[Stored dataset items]
--------

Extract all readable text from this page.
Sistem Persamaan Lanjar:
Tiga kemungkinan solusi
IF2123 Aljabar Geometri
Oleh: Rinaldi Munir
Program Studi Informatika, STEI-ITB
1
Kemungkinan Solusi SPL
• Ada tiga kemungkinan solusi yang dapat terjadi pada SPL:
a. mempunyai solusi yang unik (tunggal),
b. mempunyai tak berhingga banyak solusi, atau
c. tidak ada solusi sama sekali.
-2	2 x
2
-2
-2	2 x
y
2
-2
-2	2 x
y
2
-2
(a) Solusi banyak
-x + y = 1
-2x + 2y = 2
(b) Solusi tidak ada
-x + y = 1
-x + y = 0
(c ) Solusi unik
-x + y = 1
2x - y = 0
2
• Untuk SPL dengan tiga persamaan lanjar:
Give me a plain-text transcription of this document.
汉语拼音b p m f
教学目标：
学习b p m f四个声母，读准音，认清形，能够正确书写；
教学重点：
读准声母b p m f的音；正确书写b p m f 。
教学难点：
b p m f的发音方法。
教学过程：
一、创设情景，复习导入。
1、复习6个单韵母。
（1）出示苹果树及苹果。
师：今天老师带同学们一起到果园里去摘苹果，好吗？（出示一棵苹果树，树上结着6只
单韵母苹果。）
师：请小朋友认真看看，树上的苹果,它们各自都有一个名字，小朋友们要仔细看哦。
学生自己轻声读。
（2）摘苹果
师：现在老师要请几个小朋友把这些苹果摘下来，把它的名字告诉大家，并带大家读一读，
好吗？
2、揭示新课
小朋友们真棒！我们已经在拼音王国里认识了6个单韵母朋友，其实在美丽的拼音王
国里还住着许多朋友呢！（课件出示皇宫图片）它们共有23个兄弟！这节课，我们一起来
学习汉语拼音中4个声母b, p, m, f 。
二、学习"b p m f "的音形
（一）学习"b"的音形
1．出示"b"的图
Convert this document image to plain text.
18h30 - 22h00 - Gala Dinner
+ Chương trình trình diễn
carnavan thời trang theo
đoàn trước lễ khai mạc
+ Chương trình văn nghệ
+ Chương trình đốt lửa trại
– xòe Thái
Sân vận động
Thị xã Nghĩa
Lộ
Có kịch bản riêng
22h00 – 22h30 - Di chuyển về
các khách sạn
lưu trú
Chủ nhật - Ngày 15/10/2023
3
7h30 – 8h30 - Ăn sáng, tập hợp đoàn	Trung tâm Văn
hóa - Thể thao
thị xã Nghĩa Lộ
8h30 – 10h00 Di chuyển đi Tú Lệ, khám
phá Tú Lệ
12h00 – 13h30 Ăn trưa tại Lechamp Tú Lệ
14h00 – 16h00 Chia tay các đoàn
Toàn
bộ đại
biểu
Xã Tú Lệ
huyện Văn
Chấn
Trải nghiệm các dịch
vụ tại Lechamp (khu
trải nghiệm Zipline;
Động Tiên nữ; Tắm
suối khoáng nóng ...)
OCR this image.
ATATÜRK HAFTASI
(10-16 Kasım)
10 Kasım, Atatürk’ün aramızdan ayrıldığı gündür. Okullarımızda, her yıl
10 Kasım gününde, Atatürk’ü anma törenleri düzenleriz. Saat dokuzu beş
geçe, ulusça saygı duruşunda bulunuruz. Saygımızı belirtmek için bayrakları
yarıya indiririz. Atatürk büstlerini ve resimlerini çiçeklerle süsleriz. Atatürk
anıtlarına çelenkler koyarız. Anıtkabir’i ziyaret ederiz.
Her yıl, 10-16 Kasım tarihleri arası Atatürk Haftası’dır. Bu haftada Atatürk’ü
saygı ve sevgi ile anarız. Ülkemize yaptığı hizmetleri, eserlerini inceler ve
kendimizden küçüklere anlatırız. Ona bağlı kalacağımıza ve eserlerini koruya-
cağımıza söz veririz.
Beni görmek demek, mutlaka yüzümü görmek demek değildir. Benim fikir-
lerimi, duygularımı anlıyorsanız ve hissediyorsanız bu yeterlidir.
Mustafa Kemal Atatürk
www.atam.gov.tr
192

--------

▶ _Written task_
Retype the listing. Match it exactly.

▶ _The response_
Extract all readable text from this page.
Sistem Persamaan Lanjar:
Tiga kemungkinan solusi
IF2123 Aljabar Geometri
Oleh: Rinaldi Munir
Program Studi Informatika, STEI-ITB
1
Kemungkinan Solusi SPL
• Ada tiga kemungkinan solusi yang dapat terjadi pada SPL:
a. mempunyai solusi yang unik (tunggal),
b. mempunyai tak berhingga banyak solusi, atau
c. tidak ada solusi sama sekali.
-2	2 x
2
-2
-2	2 x
y
2
-2
-2	2 x
y
2
-2
(a) Solusi banyak
-x + y = 1
-2x + 2y = 2
(b) Solusi tidak ada
-x + y = 1
-x + y = 0
(c ) Solusi unik
-x + y = 1
2x - y = 0
2
• Untuk SPL dengan tiga persamaan lanjar:
Give me a plain-text transcription of this document.
汉语拼音b p m f
教学目标：
学习b p m f四个声母，读准音，认清形，能够正确书写；
教学重点：
读准声母b p m f的音；正确书写b p m f 。
教学难点：
b p m f的发音方法。
教学过程：
一、创设情景，复习导入。
1、复习6个单韵母。
（1）出示苹果树及苹果。
师：今天老师带同学们一起到果园里去摘苹果，好吗？（出示一棵苹果树，树上结着6只
单韵母苹果。）
师：请小朋友认真看看，树上的苹果,它们各自都有一个名字，小朋友们要仔细看哦。
学生自己轻声读。
（2）摘苹果
师：现在老师要请几个小朋友把这些苹果摘下来，把它的名字告诉大家，并带大家读一读，
好吗？
2、揭示新课
小朋友们真棒！我们已经在拼音王国里认识了6个单韵母朋友，其实在美丽的拼音王
国里还住着许多朋友呢！（课件出示皇宫图片）它们共有23个兄弟！这节课，我们一起来
学习汉语拼音中4个声母b, p, m, f 。
二、学习"b p m f "的音形
（一）学习"b"的音形
1．出示"b"的图
Convert this document image to plain text.
18h30 - 22h00 - Gala Dinner
+ Chương trình trình diễn
carnavan thời trang theo
đoàn trước lễ khai mạc
+ Chương trình văn nghệ
+ Chương trình đốt lửa trại
– xòe Thái
Sân vận động
Thị xã Nghĩa
Lộ
Có kịch bản riêng
22h00 – 22h30 - Di chuyển về
các khách sạn
lưu trú
Chủ nhật - Ngày 15/10/2023
3
7h30 – 8h30 - Ăn sáng, tập hợp đoàn	Trung tâm Văn
hóa - Thể thao
thị xã Nghĩa Lộ
8h30 – 10h00 Di chuyển đi Tú Lệ, khám
phá Tú Lệ
12h00 – 13h30 Ăn trưa tại Lechamp Tú Lệ
14h00 – 16h00 Chia tay các đoàn
Toàn
bộ đại
biểu
Xã Tú Lệ
huyện Văn
Chấn
Trải nghiệm các dịch
vụ tại Lechamp (khu
trải nghiệm Zipline;
Động Tiên nữ; Tắm
suối khoáng nóng ...)
OCR this image.
ATATÜRK HAFTASI
(10-16 Kasım)
10 Kasım, Atatürk’ün aramızdan ayrıldığı gündür. Okullarımızda, her yıl
10 Kasım gününde, Atatürk’ü anma törenleri düzenleriz. Saat dokuzu beş
geçe, ulusça saygı duruşunda bulunuruz. Saygımızı belirtmek için bayrakları
yarıya indiririz. Atatürk büstlerini ve resimlerini çiçeklerle süsleriz. Atatürk
anıtlarına çelenkler koyarız. Anıtkabir’i ziyaret ederiz.
Her yıl, 10-16 Kasım tarihleri arası Atatürk Haftası’dır. Bu haftada Atatürk’ü
saygı ve sevgi ile anarız. Ülkemize yaptığı hizmetleri, eserlerini inceler ve
kendimizden küçüklere anlatırız. Ona bağlı kalacağımıza ve eserlerini koruya-
cağımıza söz veririz.
Beni görmek demek, mutlaka yüzümü görmek demek değildir. Benim fikir-
lerimi, duygularımı anlıyorsanız ve hissediyorsanız bu yeterlidir.
Mustafa Kemal Atatürk
www.atam.gov.tr
192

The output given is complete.